» **THE TASK**: Give every line below again, exactly.

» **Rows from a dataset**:
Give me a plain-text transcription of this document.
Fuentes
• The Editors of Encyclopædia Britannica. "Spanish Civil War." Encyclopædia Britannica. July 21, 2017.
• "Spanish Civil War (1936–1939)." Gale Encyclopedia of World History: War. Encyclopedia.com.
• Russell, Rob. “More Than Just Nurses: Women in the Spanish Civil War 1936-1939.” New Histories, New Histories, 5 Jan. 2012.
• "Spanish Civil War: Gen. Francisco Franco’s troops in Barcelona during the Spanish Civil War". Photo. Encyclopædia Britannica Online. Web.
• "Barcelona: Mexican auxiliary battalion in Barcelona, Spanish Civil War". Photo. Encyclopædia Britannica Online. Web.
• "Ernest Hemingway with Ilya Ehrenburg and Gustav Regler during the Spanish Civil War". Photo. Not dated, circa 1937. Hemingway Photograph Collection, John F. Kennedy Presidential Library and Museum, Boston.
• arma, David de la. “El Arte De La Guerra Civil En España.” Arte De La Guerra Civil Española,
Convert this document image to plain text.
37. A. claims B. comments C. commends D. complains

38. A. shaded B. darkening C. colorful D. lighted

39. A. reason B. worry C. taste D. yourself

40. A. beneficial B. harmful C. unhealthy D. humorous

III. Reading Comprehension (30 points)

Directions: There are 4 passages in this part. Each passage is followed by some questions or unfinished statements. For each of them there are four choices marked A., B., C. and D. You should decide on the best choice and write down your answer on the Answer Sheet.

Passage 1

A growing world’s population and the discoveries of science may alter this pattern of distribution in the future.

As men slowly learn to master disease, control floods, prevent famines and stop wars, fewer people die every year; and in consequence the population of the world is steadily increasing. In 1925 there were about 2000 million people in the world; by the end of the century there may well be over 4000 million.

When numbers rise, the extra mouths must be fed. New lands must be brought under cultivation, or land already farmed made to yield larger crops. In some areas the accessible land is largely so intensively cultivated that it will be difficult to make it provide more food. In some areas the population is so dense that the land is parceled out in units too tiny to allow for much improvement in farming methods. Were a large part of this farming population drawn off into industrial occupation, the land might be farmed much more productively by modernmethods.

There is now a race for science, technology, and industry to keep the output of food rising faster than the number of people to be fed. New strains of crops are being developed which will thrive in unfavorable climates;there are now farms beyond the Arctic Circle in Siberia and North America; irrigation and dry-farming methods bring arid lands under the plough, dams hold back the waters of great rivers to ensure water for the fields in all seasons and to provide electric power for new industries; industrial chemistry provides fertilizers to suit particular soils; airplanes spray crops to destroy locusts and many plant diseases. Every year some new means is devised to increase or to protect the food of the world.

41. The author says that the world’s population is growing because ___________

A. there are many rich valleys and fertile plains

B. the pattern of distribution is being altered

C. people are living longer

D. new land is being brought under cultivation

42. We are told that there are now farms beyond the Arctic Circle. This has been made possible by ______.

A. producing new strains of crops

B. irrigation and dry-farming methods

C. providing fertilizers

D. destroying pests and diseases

» **ANSWER TO THE PROBLEM**:
Give me a plain-text transcription of this document.
Fuentes
• The Editors of Encyclopædia Britannica. "Spanish Civil War." Encyclopædia Britannica. July 21, 2017.
• "Spanish Civil War (1936–1939)." Gale Encyclopedia of World History: War. Encyclopedia.com.
• Russell, Rob. “More Than Just Nurses: Women in the Spanish Civil War 1936-1939.” New Histories, New Histories, 5 Jan. 2012.
• "Spanish Civil War: Gen. Francisco Franco’s troops in Barcelona during the Spanish Civil War". Photo. Encyclopædia Britannica Online. Web.
• "Barcelona: Mexican auxiliary battalion in Barcelona, Spanish Civil War". Photo. Encyclopædia Britannica Online. Web.
• "Ernest Hemingway with Ilya Ehrenburg and Gustav Regler during the Spanish Civil War". Photo. Not dated, circa 1937. Hemingway Photograph Collection, John F. Kennedy Presidential Library and Museum, Boston.
• arma, David de la. “El Arte De La Guerra Civil En España.” Arte De La Guerra Civil Española,
Convert this document image to plain text.
37. A. claims B. comments C. commends D. complains

38. A. shaded B. darkening C. colorful D. lighted

39. A. reason B. worry C. taste D. yourself

40. A. beneficial B. harmful C. unhealthy D. humorous

III. Reading Comprehension (30 points)

Directions: There are 4 passages in this part. Each passage is followed by some questions or unfinished statements. For each of them there are four choices marked A., B., C. and D. You should decide on the best choice and write down your answer on the Answer Sheet.

Passage 1

A growing world’s population and the discoveries of science may alter this pattern of distribution in the future.

As men slowly learn to master disease, control floods, prevent famines and stop wars, fewer people die every year; and in consequence the population of the world is steadily increasing. In 1925 there were about 2000 million people in the world; by the end of the century there may well be over 4000 million.

When numbers rise, the extra mouths must be fed. New lands must be brought under cultivation, or land already farmed made to yield larger crops. In some areas the accessible land is largely so intensively cultivated that it will be difficult to make it provide more food. In some areas the population is so dense that the land is parceled out in units too tiny to allow for much improvement in farming methods. Were a large part of this farming population drawn off into industrial occupation, the land might be farmed much more productively by modernmethods.

There is now a race for science, technology, and industry to keep the output of food rising faster than the number of people to be fed. New strains of crops are being developed which will thrive in unfavorable climates;there are now farms beyond the Arctic Circle in Siberia and North America; irrigation and dry-farming methods bring arid lands under the plough, dams hold back the waters of great rivers to ensure water for the fields in all seasons and to provide electric power for new industries; industrial chemistry provides fertilizers to suit particular soils; airplanes spray crops to destroy locusts and many plant diseases. Every year some new means is devised to increase or to protect the food of the world.

41. The author says that the world’s population is growing because ___________

A. there are many rich valleys and fertile plains

B. the pattern of distribution is being altered

C. people are living longer

D. new land is being brought under cultivation

42. We are told that there are now farms beyond the Arctic Circle. This has been made possible by ______.

A. producing new strains of crops

B. irrigation and dry-farming methods

C. providing fertilizers

D. destroying pests and diseases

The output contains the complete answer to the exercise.